> **PROVIDED RECORDS**
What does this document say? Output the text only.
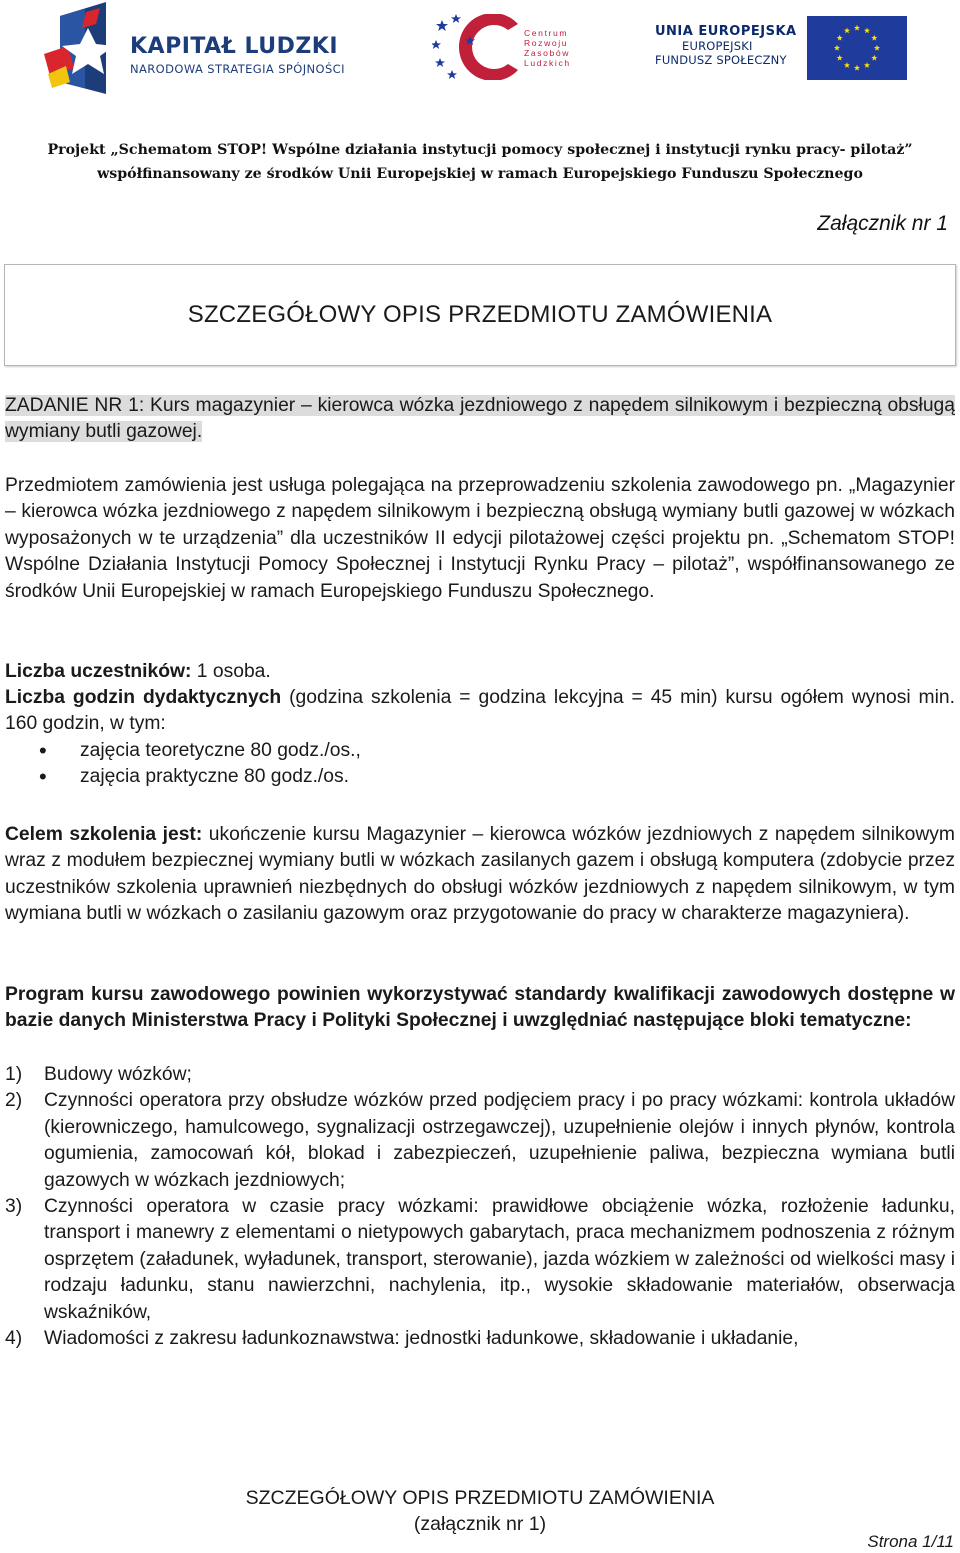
KAPITAŁ LUDZKI
NARODOWA STRATEGIA SPÓJNOŚCI
Centrum
Rozwoju
Zasobów
Ludzkich
UNIA EUROPEJSKA
EUROPEJSKI
FUNDUSZ SPOŁECZNY
Projekt „Schematom STOP! Wspólne działania instytucji pomocy społecznej i instytucji rynku pracy- pilotaż”
współfinansowany ze środków Unii Europejskiej w ramach Europejskiego Funduszu Społecznego
Załącznik nr 1
SZCZEGÓŁOWY OPIS PRZEDMIOTU ZAMÓWIENIA

ZADANIE NR 1: Kurs magazynier – kierowca wózka jezdniowego z napędem silnikowym i bezpieczną obsługą wymiany butli gazowej.

Przedmiotem zamówienia jest usługa polegająca na przeprowadzeniu szkolenia zawodowego pn. „Magazynier – kierowca wózka jezdniowego z napędem silnikowym i bezpieczną obsługą wymiany butli gazowej w wózkach wyposażonych w te urządzenia” dla uczestników II edycji pilotażowej części projektu pn. „Schematom STOP! Wspólne Działania Instytucji Pomocy Społecznej i Instytucji Rynku Pracy – pilotaż”, współfinansowanego ze środków Unii Europejskiej w ramach Europejskiego Funduszu Społecznego.
Liczba uczestników: 1 osoba.
Liczba godzin dydaktycznych (godzina szkolenia = godzina lekcyjna = 45 min) kursu ogółem wynosi min. 160 godzin, w tym:
• zajęcia teoretyczne 80 godz./os.,
• zajęcia praktyczne 80 godz./os.
Celem szkolenia jest: ukończenie kursu Magazynier – kierowca wózków jezdniowych z napędem silnikowym wraz z modułem bezpiecznej wymiany butli w wózkach zasilanych gazem i obsługą komputera (zdobycie przez uczestników szkolenia uprawnień niezbędnych do obsługi wózków jezdniowych z napędem silnikowym, w tym wymiana butli w wózkach o zasilaniu gazowym oraz przygotowanie do pracy w charakterze magazyniera).
Program kursu zawodowego powinien wykorzystywać standardy kwalifikacji zawodowych dostępne w bazie danych Ministerstwa Pracy i Polityki Społecznej i uwzględniać następujące bloki tematyczne:
1) Budowy wózków;
2) Czynności operatora przy obsłudze wózków przed podjęciem pracy i po pracy wózkami: kontrola układów (kierowniczego, hamulcowego, sygnalizacji ostrzegawczej), uzupełnienie olejów i innych płynów, kontrola ogumienia, zamocowań kół, blokad i zabezpieczeń, uzupełnienie paliwa, bezpieczna wymiana butli gazowych w wózkach jezdniowych;
3) Czynności operatora w czasie pracy wózkami: prawidłowe obciążenie wózka, rozłożenie ładunku, transport i manewry z elementami o nietypowych gabarytach, praca mechanizmem podnoszenia z różnym osprzętem (załadunek, wyładunek, transport, sterowanie), jazda wózkiem w zależności od wielkości masy i rodzaju ładunku, stanu nawierzchni, nachylenia, itp., wysokie składowanie materiałów, obserwacja wskaźników,
4) Wiadomości z zakresu ładunkoznawstwa: jednostki ładunkowe, składowanie i układanie,
SZCZEGÓŁOWY OPIS PRZEDMIOTU ZAMÓWIENIA
(załącznik nr 1)
Strona 1/11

> **PROBLEM TO WORK ON**
Across the data above, how many lines include the word "Unii"? Give only the count.

> **ANSWER TO THIS EXERCISE**
2